----- Supplied entries -----

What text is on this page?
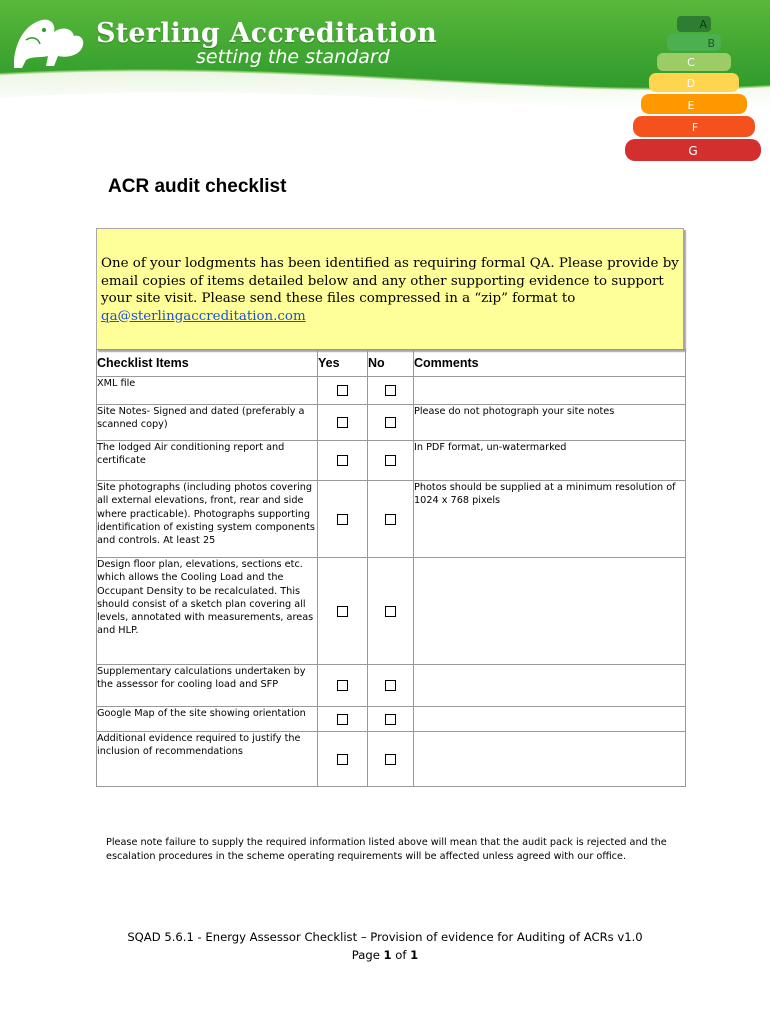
Sterling Accreditation
setting the standard
A
B
C
D
E
F
G
ACR audit checklist
One of your lodgments has been identified as requiring formal QA. Please provide by email copies of items detailed below and any other supporting evidence to support your site visit. Please send these files compressed in a “zip” format to qa@sterlingaccreditation.com
Checklist Items	Yes	No	Comments
XML file			
Site Notes- Signed and dated (preferably a scanned copy)			Please do not photograph your site notes
The lodged Air conditioning report and certificate			In PDF format, un-watermarked
Site photographs (including photos covering all external elevations, front, rear and side where practicable). Photographs supporting identification of existing system components and controls. At least 25			Photos should be supplied at a minimum resolution of 1024 x 768 pixels
Design floor plan, elevations, sections etc. which allows the Cooling Load and the Occupant Density to be recalculated. This should consist of a sketch plan covering all levels, annotated with measurements, areas and HLP.			
Supplementary calculations undertaken by the assessor for cooling load and SFP			
Google Map of the site showing orientation			
Additional evidence required to justify the inclusion of recommendations			
Please note failure to supply the required information listed above will mean that the audit pack is rejected and the escalation procedures in the scheme operating requirements will be affected unless agreed with our office.
SQAD 5.6.1 - Energy Assessor Checklist – Provision of evidence for Auditing of ACRs v1.0
Page 1 of 1
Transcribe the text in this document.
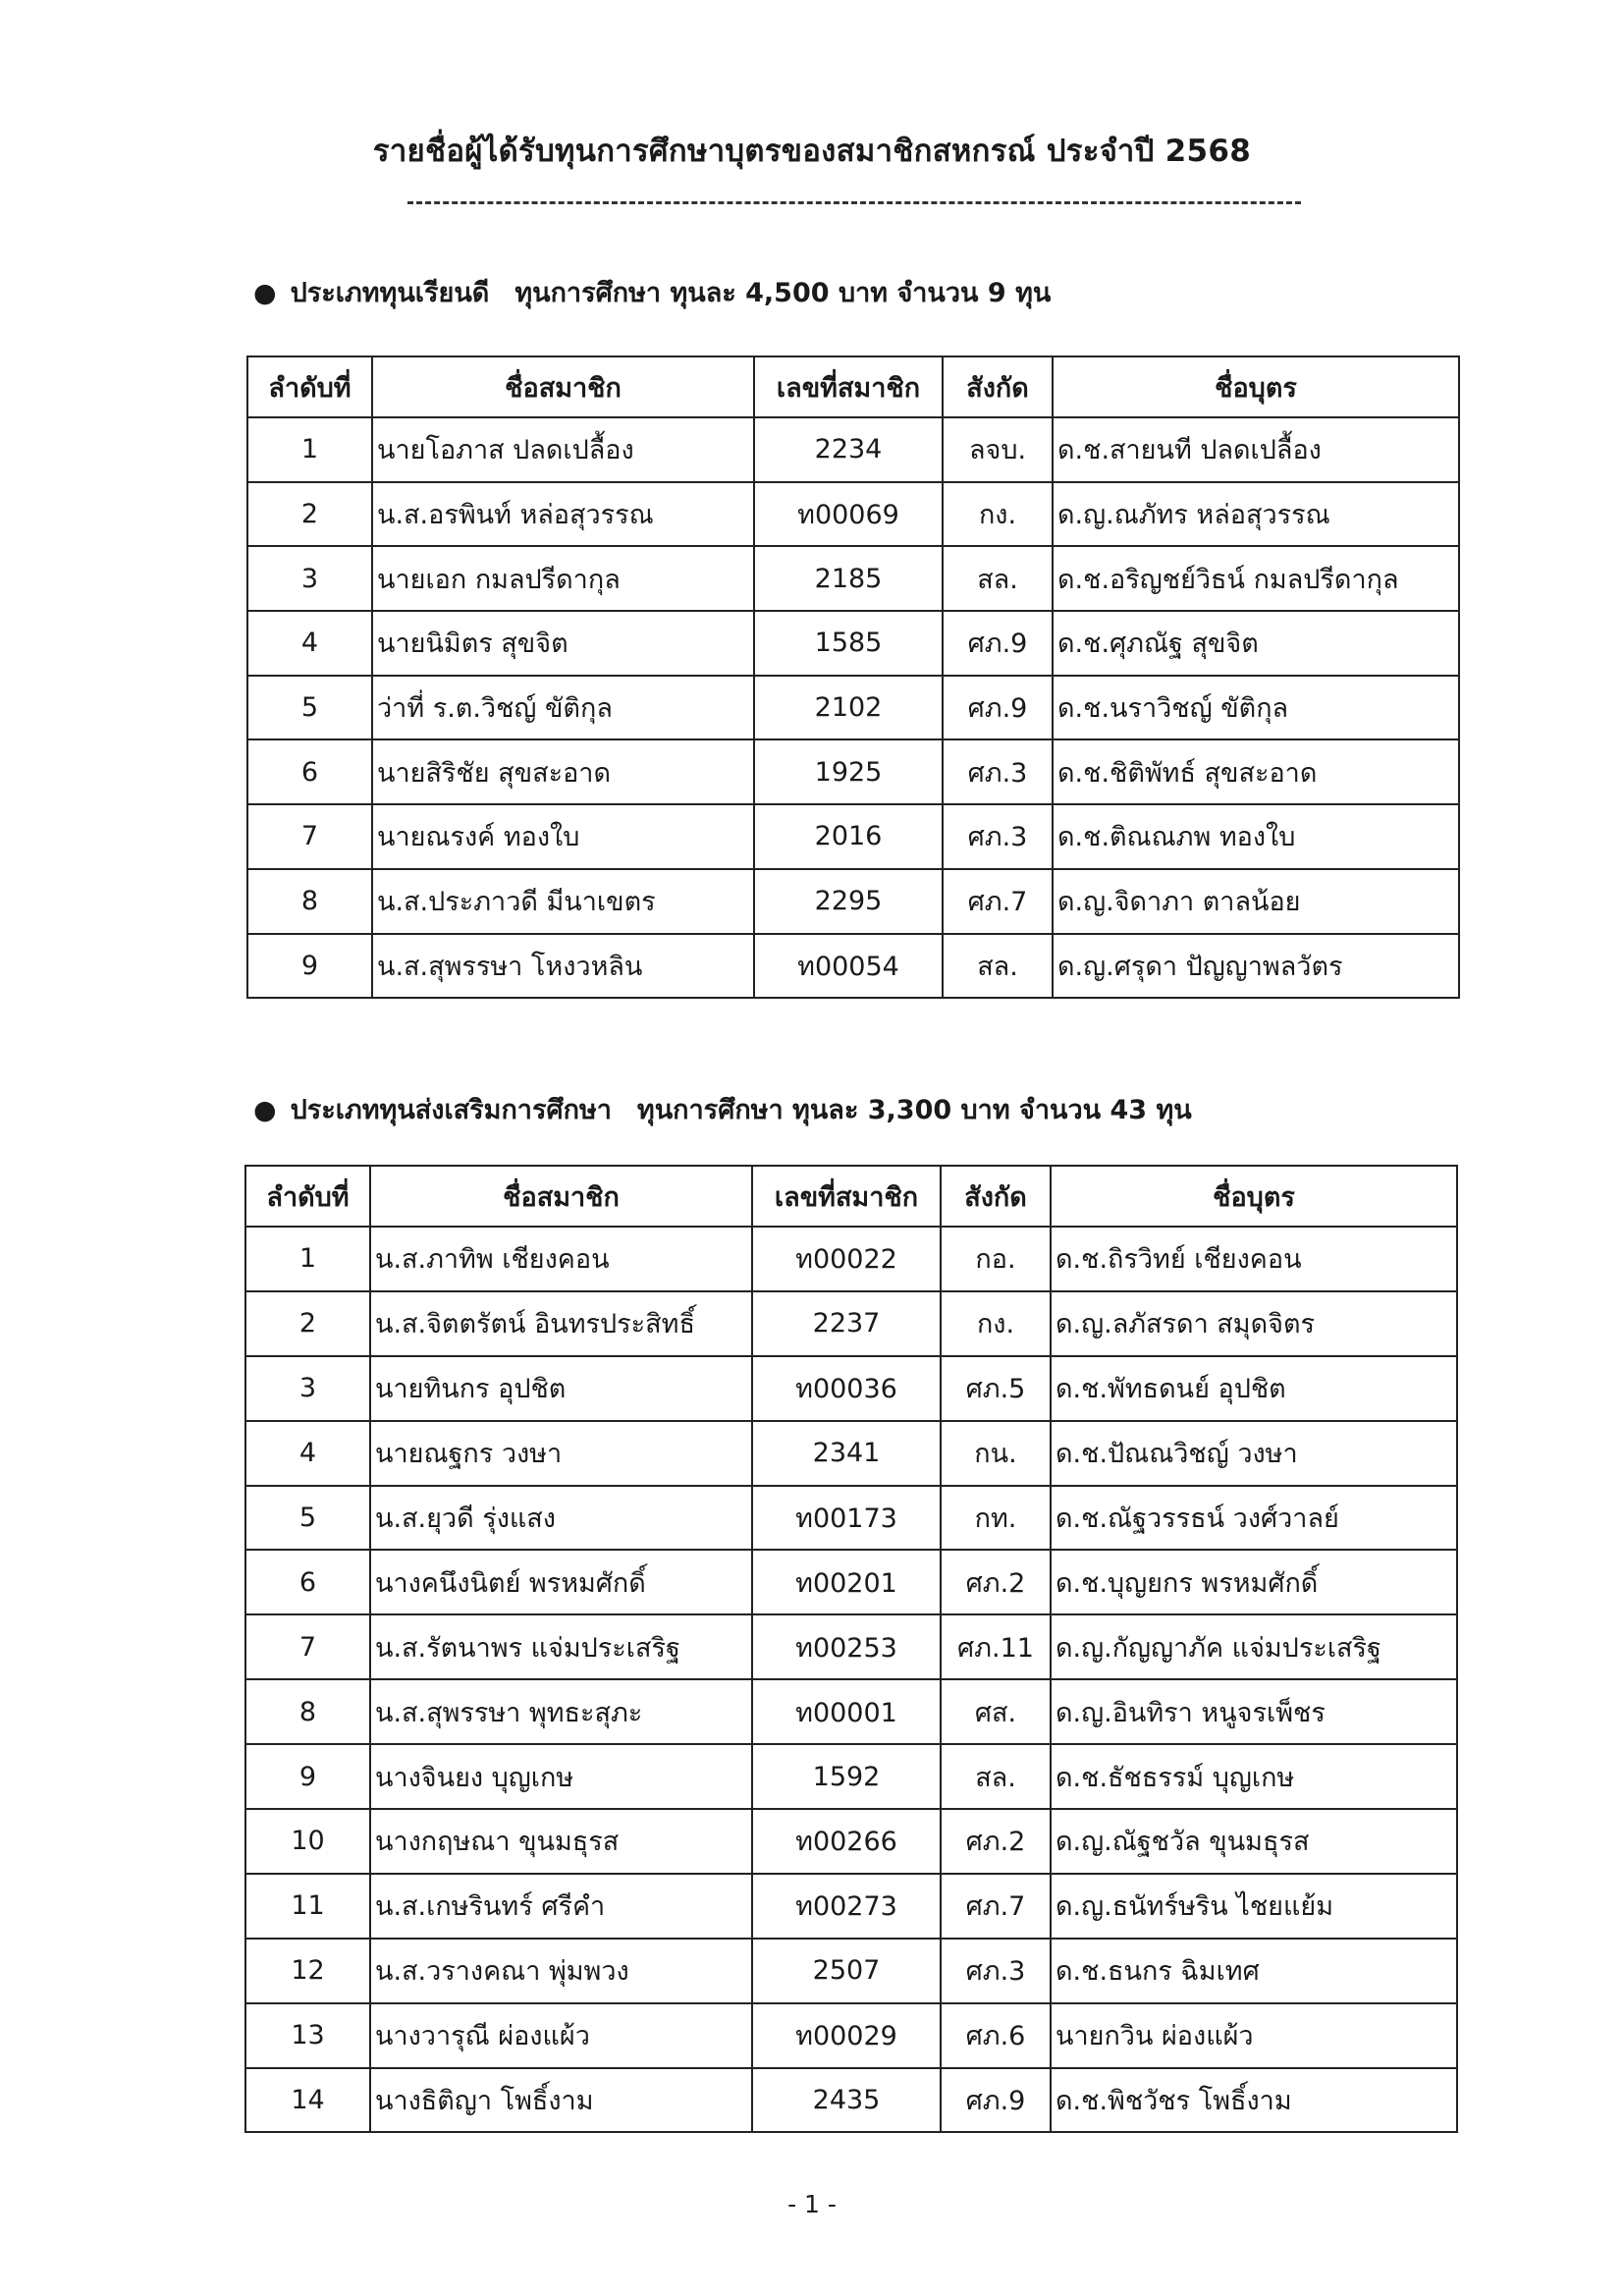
รายชื่อผู้ได้รับทุนการศึกษาบุตรของสมาชิกสหกรณ์ ประจำปี 2568
● ประเภททุนเรียนดี ทุนการศึกษา ทุนละ 4,500 บาท จำนวน 9 ทุน
ลำดับที่	ชื่อสมาชิก	เลขที่สมาชิก	สังกัด	ชื่อบุตร
1	นายโอภาส ปลดเปลื้อง	2234	ลจบ.	ด.ช.สายนที ปลดเปลื้อง
2	น.ส.อรพินท์ หล่อสุวรรณ	ท00069	กง.	ด.ญ.ณภัทร หล่อสุวรรณ
3	นายเอก กมลปรีดากุล	2185	สล.	ด.ช.อริญชย์วิธน์ กมลปรีดากุล
4	นายนิมิตร สุขจิต	1585	ศภ.9	ด.ช.ศุภณัฐ สุขจิต
5	ว่าที่ ร.ต.วิชญ์ ขัติกุล	2102	ศภ.9	ด.ช.นราวิชญ์ ขัติกุล
6	นายสิริชัย สุขสะอาด	1925	ศภ.3	ด.ช.ชิติพัทธ์ สุขสะอาด
7	นายณรงค์ ทองใบ	2016	ศภ.3	ด.ช.ติณณภพ ทองใบ
8	น.ส.ประภาวดี มีนาเขตร	2295	ศภ.7	ด.ญ.จิดาภา ตาลน้อย
9	น.ส.สุพรรษา โหงวหลิน	ท00054	สล.	ด.ญ.ศรุดา ปัญญาพลวัตร
● ประเภททุนส่งเสริมการศึกษา ทุนการศึกษา ทุนละ 3,300 บาท จำนวน 43 ทุน
ลำดับที่	ชื่อสมาชิก	เลขที่สมาชิก	สังกัด	ชื่อบุตร
1	น.ส.ภาทิพ เชียงคอน	ท00022	กอ.	ด.ช.ถิรวิทย์ เชียงคอน
2	น.ส.จิตตรัตน์ อินทรประสิทธิ์	2237	กง.	ด.ญ.ลภัสรดา สมุดจิตร
3	นายทินกร อุปชิต	ท00036	ศภ.5	ด.ช.พัทธดนย์ อุปชิต
4	นายณฐกร วงษา	2341	กน.	ด.ช.ปัณณวิชญ์ วงษา
5	น.ส.ยุวดี รุ่งแสง	ท00173	กท.	ด.ช.ณัฐวรรธน์ วงศ์วาลย์
6	นางคนึงนิตย์ พรหมศักดิ์	ท00201	ศภ.2	ด.ช.บุญยกร พรหมศักดิ์
7	น.ส.รัตนาพร แจ่มประเสริฐ	ท00253	ศภ.11	ด.ญ.กัญญาภัค แจ่มประเสริฐ
8	น.ส.สุพรรษา พุทธะสุภะ	ท00001	ศส.	ด.ญ.อินทิรา หนูจรเพ็ชร
9	นางจินยง บุญเกษ	1592	สล.	ด.ช.ธัชธรรม์ บุญเกษ
10	นางกฤษณา ขุนมธุรส	ท00266	ศภ.2	ด.ญ.ณัฐชวัล ขุนมธุรส
11	น.ส.เกษรินทร์ ศรีคำ	ท00273	ศภ.7	ด.ญ.ธนัทร์ษริน ไชยแย้ม
12	น.ส.วรางคณา พุ่มพวง	2507	ศภ.3	ด.ช.ธนกร ฉิมเทศ
13	นางวารุณี ผ่องแผ้ว	ท00029	ศภ.6	นายกวิน ผ่องแผ้ว
14	นางธิติญา โพธิ์งาม	2435	ศภ.9	ด.ช.พิชวัชร โพธิ์งาม
- 1 -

-----

Brief ::
For the data above, state how many lines contain "พรรษา"; the number is the whole answer.

Completed exercise ::
2